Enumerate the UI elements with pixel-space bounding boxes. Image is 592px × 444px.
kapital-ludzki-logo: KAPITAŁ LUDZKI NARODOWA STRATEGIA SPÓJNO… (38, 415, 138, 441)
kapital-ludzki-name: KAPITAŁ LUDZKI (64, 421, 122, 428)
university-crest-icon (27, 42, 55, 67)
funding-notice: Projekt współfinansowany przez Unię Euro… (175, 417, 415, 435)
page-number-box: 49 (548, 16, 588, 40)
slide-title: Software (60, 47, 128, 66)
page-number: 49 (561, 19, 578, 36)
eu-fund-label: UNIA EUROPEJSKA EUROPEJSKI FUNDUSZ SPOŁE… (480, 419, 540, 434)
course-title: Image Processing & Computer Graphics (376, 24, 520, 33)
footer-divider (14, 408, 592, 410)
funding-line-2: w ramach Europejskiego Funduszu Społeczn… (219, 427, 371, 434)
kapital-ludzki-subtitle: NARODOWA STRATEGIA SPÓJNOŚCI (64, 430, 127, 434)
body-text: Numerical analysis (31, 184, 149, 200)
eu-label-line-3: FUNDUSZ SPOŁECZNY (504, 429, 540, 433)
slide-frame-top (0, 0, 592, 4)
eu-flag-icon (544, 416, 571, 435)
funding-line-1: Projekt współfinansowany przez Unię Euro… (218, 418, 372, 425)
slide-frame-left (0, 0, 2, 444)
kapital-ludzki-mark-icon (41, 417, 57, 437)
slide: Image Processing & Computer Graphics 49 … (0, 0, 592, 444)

→ Work instructions
Set out the lines from the start of the records through the line holding "eu-flag-icon (544, 416, 571, 435)", inclusive, as a Markdown table with the columns No. and Line. Number each row and leave out blank lines.

→ Answer for this exercise
| No. | Line |
|---|---|
| 1 | Enumerate the UI elements with pixel-space bounding boxes. Image is 592px × 444px. |
| 2 | kapital-ludzki-logo: KAPITAŁ LUDZKI NARODOWA STRATEGIA SPÓJNO… (38, 415, 138, 441) |
| 3 | kapital-ludzki-name: KAPITAŁ LUDZKI (64, 421, 122, 428) |
| 4 | university-crest-icon (27, 42, 55, 67) |
| 5 | funding-notice: Projekt współfinansowany przez Unię Euro… (175, 417, 415, 435) |
| 6 | page-number-box: 49 (548, 16, 588, 40) |
| 7 | slide-title: Software (60, 47, 128, 66) |
| 8 | page-number: 49 (561, 19, 578, 36) |
| 9 | eu-fund-label: UNIA EUROPEJSKA EUROPEJSKI FUNDUSZ SPOŁE… (480, 419, 540, 434) |
| 10 | course-title: Image Processing & Computer Graphics (376, 24, 520, 33) |
| 11 | footer-divider (14, 408, 592, 410) |
| 12 | funding-line-2: w ramach Europejskiego Funduszu Społeczn… (219, 427, 371, 434) |
| 13 | kapital-ludzki-subtitle: NARODOWA STRATEGIA SPÓJNOŚCI (64, 430, 127, 434) |
| 14 | body-text: Numerical analysis (31, 184, 149, 200) |
| 15 | eu-label-line-3: FUNDUSZ SPOŁECZNY (504, 429, 540, 433) |
| 16 | slide-frame-top (0, 0, 592, 4) |
| 17 | eu-flag-icon (544, 416, 571, 435) |